§ **Collected data entries**:

- - -

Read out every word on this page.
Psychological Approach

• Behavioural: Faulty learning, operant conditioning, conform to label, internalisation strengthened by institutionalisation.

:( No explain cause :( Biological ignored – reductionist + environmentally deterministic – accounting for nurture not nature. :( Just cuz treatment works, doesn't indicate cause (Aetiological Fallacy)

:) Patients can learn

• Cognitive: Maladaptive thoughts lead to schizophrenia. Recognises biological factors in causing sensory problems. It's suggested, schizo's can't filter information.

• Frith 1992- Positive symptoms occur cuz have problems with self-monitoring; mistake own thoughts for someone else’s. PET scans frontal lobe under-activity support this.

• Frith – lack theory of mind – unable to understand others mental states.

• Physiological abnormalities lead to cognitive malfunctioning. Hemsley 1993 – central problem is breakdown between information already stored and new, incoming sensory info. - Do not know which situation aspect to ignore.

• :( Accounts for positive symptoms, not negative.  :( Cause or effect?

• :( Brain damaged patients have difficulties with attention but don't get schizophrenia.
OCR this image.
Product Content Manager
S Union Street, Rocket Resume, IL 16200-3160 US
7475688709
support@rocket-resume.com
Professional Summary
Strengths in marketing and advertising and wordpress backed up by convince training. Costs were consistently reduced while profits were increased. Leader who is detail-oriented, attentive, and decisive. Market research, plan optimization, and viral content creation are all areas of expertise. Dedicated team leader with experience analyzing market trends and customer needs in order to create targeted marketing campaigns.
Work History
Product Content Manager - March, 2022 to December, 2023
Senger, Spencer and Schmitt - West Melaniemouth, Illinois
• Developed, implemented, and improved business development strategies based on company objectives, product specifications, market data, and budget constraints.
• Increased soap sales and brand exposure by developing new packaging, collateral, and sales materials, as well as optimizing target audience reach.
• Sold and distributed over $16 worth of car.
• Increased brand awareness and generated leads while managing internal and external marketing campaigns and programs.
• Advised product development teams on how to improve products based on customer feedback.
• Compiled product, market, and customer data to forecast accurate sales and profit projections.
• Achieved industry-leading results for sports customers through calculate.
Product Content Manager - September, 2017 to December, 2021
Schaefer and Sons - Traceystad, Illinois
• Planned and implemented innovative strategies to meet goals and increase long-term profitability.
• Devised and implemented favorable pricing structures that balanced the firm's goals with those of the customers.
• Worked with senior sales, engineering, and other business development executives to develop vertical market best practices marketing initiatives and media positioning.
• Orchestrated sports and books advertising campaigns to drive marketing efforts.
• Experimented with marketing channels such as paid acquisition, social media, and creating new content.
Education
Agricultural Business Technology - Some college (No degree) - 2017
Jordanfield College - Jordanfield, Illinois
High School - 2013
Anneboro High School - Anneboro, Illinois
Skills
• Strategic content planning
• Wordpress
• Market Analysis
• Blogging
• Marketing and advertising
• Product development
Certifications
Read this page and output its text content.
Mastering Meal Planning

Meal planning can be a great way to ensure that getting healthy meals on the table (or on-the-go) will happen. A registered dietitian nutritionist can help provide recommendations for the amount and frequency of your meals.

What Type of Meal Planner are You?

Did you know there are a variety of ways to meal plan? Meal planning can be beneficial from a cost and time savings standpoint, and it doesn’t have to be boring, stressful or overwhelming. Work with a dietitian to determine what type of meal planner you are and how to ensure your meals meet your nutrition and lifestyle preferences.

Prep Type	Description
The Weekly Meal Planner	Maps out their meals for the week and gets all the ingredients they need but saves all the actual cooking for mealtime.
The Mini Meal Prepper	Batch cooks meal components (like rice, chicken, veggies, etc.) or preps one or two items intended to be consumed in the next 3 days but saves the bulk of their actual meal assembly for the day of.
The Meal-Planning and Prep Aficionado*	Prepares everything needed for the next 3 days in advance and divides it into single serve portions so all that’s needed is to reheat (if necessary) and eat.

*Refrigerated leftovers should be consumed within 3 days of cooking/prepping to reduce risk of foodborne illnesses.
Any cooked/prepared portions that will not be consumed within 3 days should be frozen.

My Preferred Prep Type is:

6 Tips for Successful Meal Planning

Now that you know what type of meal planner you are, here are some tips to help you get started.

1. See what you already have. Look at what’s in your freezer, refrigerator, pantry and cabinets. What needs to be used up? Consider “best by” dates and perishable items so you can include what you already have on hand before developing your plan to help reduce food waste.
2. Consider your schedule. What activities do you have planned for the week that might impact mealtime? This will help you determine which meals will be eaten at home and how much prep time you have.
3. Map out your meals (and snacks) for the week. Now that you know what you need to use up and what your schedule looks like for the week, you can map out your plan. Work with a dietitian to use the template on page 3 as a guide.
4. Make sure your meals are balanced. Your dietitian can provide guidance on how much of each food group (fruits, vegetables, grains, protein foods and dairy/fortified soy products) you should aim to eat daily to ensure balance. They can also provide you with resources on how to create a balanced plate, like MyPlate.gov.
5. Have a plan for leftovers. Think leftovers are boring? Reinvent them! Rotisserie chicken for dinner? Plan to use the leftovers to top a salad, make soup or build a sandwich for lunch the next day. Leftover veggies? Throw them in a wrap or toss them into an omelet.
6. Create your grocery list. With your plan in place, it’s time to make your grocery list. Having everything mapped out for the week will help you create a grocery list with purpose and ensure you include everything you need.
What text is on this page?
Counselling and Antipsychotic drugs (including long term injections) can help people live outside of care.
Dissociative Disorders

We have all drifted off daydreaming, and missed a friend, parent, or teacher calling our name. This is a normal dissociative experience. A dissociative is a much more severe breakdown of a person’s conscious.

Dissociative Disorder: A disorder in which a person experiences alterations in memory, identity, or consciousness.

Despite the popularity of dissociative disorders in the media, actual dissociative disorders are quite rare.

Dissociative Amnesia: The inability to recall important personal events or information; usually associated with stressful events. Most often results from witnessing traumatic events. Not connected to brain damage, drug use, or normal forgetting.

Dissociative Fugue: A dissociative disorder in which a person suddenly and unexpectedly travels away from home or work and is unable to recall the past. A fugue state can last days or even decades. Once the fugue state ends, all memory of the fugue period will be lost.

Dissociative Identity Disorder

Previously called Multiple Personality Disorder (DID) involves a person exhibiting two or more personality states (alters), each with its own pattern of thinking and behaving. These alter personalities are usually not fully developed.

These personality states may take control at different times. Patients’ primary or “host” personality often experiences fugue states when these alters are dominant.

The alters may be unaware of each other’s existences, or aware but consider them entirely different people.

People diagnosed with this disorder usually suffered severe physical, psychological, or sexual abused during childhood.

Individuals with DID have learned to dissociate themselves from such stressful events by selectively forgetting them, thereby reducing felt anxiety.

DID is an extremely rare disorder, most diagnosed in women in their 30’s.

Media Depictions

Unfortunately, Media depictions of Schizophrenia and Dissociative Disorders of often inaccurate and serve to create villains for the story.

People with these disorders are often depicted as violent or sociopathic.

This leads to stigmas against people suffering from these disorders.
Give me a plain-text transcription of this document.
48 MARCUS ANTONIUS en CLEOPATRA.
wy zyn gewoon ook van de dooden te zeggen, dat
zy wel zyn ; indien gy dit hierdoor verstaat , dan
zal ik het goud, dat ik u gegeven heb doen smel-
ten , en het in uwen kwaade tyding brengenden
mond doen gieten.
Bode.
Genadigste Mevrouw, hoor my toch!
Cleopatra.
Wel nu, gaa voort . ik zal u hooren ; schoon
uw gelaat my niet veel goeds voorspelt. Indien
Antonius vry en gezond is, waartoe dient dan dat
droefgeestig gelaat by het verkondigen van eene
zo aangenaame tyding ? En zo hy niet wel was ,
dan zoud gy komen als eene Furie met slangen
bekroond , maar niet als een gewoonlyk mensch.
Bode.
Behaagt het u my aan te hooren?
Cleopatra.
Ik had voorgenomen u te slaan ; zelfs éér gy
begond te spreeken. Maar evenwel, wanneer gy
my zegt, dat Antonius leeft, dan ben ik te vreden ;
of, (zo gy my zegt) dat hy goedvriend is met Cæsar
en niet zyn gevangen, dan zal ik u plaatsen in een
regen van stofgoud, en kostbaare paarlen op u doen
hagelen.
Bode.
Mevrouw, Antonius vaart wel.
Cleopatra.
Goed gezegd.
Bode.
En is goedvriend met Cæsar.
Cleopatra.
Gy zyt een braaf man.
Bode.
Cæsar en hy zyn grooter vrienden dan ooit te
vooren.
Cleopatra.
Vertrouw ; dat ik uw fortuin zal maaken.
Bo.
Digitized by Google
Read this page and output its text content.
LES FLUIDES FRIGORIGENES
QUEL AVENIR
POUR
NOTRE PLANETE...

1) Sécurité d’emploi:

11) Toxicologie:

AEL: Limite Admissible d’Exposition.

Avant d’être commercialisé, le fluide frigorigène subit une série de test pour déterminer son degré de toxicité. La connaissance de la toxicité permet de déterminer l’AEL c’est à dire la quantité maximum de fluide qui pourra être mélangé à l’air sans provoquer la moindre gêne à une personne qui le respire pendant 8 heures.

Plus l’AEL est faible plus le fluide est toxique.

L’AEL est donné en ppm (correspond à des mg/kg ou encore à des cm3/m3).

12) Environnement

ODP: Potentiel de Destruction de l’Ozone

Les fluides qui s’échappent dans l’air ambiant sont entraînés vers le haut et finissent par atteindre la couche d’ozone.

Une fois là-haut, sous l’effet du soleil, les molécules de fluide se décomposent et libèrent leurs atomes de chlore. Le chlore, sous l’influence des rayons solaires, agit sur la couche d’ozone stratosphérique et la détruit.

- - -

§ **EXERCISE**:
Go through the entries above, and wherever a line holds the word "page", copy that line.

§ **RESULT OF THE TASK**:
Read out every word on this page.
Read this page and output its text content.
3. Map out your meals (and snacks) for the week. Now that you know what you need to use up and what your schedule looks like for the week, you can map out your plan. Work with a dietitian to use the template on page 3 as a guide.
What text is on this page?
Read this page and output its text content.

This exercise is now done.